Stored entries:
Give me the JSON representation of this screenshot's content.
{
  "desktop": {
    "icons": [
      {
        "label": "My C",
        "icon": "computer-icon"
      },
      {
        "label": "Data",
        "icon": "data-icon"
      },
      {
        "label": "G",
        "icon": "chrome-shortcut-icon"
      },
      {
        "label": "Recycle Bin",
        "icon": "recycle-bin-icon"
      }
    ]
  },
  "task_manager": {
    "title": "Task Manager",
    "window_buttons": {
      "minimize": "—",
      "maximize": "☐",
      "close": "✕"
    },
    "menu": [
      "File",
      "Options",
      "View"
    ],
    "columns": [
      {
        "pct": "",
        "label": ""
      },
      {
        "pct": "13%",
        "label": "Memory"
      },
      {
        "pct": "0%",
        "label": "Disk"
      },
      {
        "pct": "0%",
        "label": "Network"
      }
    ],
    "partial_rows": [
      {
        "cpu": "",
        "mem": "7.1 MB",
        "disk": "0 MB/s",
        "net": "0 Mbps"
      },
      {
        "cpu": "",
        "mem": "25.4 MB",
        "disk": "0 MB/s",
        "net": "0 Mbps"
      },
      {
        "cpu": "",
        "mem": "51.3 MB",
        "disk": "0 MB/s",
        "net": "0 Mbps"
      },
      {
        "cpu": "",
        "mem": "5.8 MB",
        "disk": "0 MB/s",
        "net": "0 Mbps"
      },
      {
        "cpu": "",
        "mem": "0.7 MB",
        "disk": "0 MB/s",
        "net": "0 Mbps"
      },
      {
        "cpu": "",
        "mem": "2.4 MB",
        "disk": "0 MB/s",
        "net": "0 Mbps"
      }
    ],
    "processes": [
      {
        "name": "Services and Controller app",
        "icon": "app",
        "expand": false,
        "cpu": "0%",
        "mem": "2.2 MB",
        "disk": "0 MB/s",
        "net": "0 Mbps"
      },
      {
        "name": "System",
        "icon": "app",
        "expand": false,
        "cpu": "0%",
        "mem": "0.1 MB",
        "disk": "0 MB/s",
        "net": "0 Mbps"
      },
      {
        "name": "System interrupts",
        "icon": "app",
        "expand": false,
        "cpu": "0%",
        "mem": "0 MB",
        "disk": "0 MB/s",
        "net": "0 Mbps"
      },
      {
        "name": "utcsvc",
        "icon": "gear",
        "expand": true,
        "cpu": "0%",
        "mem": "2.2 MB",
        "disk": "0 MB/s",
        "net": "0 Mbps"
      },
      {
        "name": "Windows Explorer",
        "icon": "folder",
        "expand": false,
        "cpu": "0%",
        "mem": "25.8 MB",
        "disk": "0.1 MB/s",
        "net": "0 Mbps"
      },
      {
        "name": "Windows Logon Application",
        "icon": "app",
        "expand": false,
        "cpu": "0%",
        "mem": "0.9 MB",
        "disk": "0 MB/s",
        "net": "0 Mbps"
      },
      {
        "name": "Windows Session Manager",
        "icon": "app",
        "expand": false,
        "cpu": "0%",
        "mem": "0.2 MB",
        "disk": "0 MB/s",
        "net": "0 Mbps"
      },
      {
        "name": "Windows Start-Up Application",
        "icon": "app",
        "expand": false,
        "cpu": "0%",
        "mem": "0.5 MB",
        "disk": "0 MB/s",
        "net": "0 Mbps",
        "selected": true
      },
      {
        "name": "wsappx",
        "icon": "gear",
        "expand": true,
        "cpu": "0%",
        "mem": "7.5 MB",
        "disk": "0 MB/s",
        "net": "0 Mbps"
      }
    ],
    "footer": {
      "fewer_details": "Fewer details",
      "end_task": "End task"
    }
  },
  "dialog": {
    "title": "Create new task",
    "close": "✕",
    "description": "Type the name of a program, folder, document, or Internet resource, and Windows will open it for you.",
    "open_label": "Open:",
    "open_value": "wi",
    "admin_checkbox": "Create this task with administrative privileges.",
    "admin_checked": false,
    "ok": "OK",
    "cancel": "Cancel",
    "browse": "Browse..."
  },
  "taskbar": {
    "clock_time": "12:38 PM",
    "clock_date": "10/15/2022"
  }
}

- **Problem**
From the listing above, collect each line in which the string "Windows" appears.

- **Written reply**
        "name": "Windows Explorer",
        "name": "Windows Logon Application",
        "name": "Windows Session Manager",
        "name": "Windows Start-Up Application",
    "description": "Type the name of a program, folder, document, or Internet resource, and Windows will open it for you.",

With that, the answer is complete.